§ PROBLEM DESCRIPTION
Copy out, from the entries below, each line holding the string "ville".

§ STORED ROWS
## BEGIN

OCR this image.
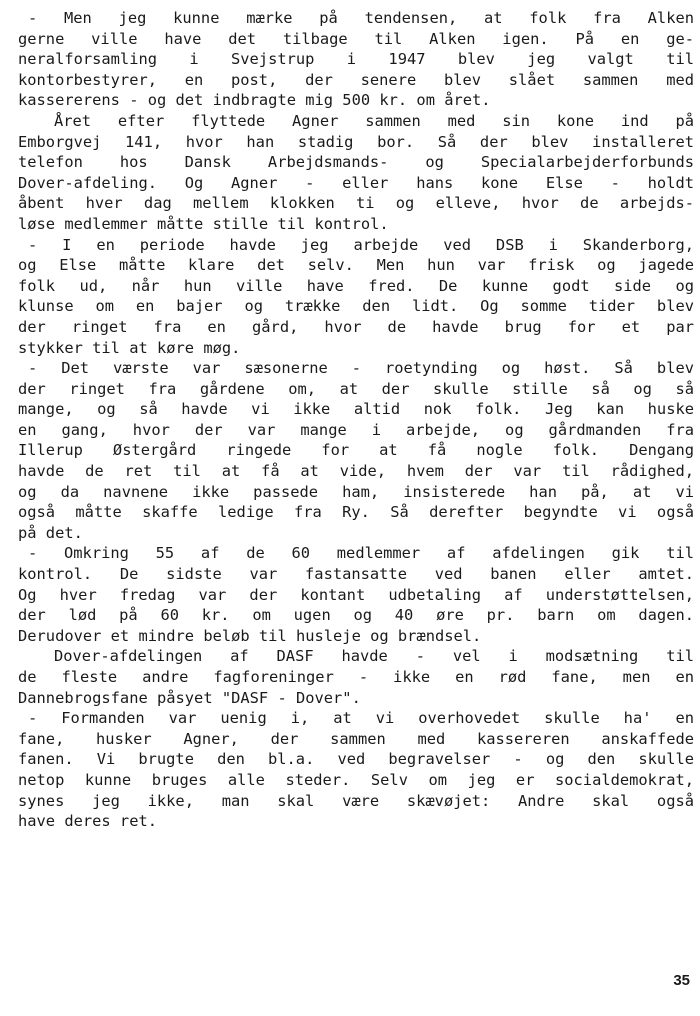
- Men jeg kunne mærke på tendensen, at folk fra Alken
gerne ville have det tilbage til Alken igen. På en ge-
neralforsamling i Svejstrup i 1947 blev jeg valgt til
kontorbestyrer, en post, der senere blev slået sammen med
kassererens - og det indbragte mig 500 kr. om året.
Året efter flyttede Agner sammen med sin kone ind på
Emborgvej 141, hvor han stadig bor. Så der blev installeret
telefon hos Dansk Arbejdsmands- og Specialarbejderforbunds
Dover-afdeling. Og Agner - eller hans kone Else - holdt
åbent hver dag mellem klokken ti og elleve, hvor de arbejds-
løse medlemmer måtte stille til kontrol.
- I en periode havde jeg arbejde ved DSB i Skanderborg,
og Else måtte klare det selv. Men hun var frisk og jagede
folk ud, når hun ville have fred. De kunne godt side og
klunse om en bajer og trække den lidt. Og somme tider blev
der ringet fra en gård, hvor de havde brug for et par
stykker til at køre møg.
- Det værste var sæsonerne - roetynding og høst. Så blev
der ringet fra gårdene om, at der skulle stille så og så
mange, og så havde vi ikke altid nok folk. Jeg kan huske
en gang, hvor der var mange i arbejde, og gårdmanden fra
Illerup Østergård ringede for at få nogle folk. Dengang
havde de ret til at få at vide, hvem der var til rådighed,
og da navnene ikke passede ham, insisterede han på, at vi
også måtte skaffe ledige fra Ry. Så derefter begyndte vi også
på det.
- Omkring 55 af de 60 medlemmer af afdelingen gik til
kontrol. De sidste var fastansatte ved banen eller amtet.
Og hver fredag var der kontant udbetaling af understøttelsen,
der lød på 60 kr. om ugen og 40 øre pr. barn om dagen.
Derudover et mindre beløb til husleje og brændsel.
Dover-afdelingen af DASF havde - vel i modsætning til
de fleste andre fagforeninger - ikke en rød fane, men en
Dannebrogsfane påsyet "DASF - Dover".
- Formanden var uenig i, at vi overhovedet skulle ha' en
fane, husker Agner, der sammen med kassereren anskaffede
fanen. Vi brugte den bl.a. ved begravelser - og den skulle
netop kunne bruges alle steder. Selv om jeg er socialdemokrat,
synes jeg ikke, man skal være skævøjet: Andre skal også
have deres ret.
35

## END
## BEGIN

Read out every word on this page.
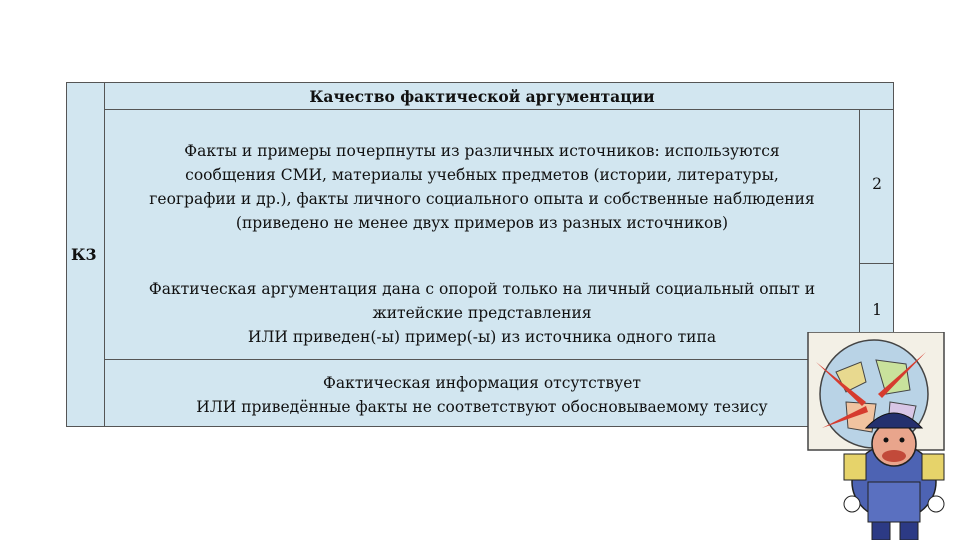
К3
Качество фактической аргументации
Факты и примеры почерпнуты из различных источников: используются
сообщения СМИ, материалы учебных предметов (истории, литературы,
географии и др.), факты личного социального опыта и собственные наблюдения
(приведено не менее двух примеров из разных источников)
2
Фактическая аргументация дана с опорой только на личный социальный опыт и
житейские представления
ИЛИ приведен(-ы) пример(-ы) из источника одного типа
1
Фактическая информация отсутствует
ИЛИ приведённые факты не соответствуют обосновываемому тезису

## END

§ RESULT OF THE TASK
gerne ville have det tilbage til Alken igen. På en ge-
folk ud, når hun ville have fred. De kunne godt side og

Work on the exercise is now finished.